### Extract to read:
BEGIN

I worked in FS and had a bit of a passion for understanding all this stuff, so at 40 I did a part time MSc in HR at the LSE. With appropriate work experience (not difficult in mid mgt level and some mgmt responsibilities/flexible boss) this leads directly to CIPD qualification in HR which is the gold standard.
Whilst I was led to understand that the MSc was time-consuming, that wasn’t the case for me; there were lectures but I could obtain notes without attending, and I had maybe 2x2 hr sessions a week on campus in tutorials. Exams were straightforward with a bit of weekend work, and only hard slog element was dissertation so I made sure it was something I was 100% passionate about and something useful for my own organisation (which meant they allowed me to conduct research in my own workplace). I carried on working full time and had a 3-week old baby & a 2YO when I started And it took me 2 years (minimum time you could do it on part-time). Obv it was hard at times but not the same slog you get with chartered accountancy quals. If you google CIPD they show you the university options you can follow to get qualified.

END

### Directives:
• 1. Based on the post about the part-time MSc in HR, decide whether each statement agrees with the text: (a) The writer began the MSc at age 40. (b) The writer had to attend lectures to get the notes. (c) The MSc took the writer three years. For each, answer yes or no and quote the deciding words.
• 2. In the post about the part-time MSc in HR, what did the writer's organisation allow because the dissertation topic was useful to it?

### Raw records:

BEGIN

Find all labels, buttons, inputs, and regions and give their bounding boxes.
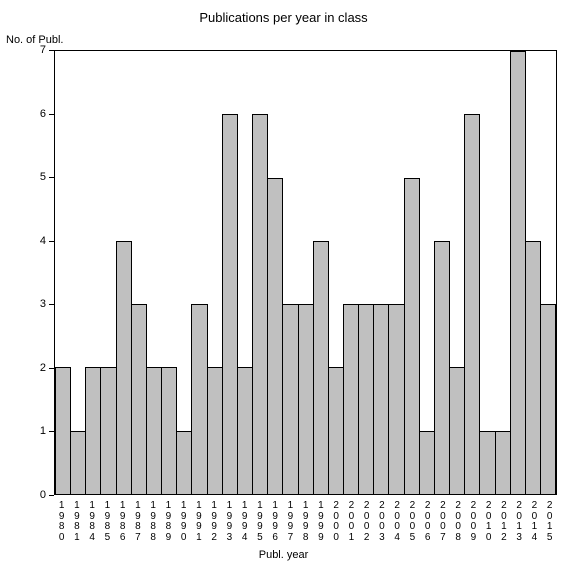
bar [85, 367, 101, 494]
bar [464, 114, 480, 494]
bar [131, 304, 147, 494]
bar [191, 304, 207, 494]
bar [343, 304, 359, 494]
bar [358, 304, 374, 494]
bar [70, 431, 86, 494]
bar [419, 431, 435, 494]
chart-title: Publications per year in class [0, 10, 567, 25]
bar [55, 367, 71, 494]
y-tick-label: 2 [40, 362, 46, 374]
bar [252, 114, 268, 494]
bar [146, 367, 162, 494]
y-tick-label: 3 [40, 298, 46, 310]
bar [282, 304, 298, 494]
y-tick-label: 5 [40, 171, 46, 183]
bar [434, 241, 450, 494]
bar [313, 241, 329, 494]
bar [267, 178, 283, 494]
bar [404, 178, 420, 494]
bar [328, 367, 344, 494]
bar [116, 241, 132, 494]
bar [373, 304, 389, 494]
bar [540, 304, 556, 494]
bar [298, 304, 314, 494]
y-tick-label: 6 [40, 108, 46, 120]
y-axis-label: No. of Publ. [6, 34, 63, 46]
bar [479, 431, 495, 494]
y-tick-label: 7 [40, 44, 46, 56]
plot-area [54, 50, 557, 495]
bar [449, 367, 465, 494]
y-tick-label: 0 [40, 489, 46, 501]
x-axis-label: Publ. year [0, 549, 567, 561]
bar [525, 241, 541, 494]
y-tick-label: 1 [40, 425, 46, 437]
bar [161, 367, 177, 494]
chart-container: Publications per year in class No. of Pu… [0, 0, 567, 567]
bars-group [55, 51, 556, 494]
bar [100, 367, 116, 494]
bar [176, 431, 192, 494]
y-tick-label: 4 [40, 235, 46, 247]
y-axis-ticks: 01234567 [0, 50, 54, 495]
bar [510, 51, 526, 494]
bar [207, 367, 223, 494]
bar [388, 304, 404, 494]
bar [495, 431, 511, 494]
bar [222, 114, 238, 494]
bar [237, 367, 253, 494]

END

### Final answers:
• 1.
(a) Yes: "at 40 I did a part time MSc in HR at the LSE"
(b) No: "there were lectures but I could obtain notes without attending"
(c) No: "it took me 2 years (minimum time you could do it on part-time)"

• 2. It allowed the writer to conduct research in the writer's own workplace.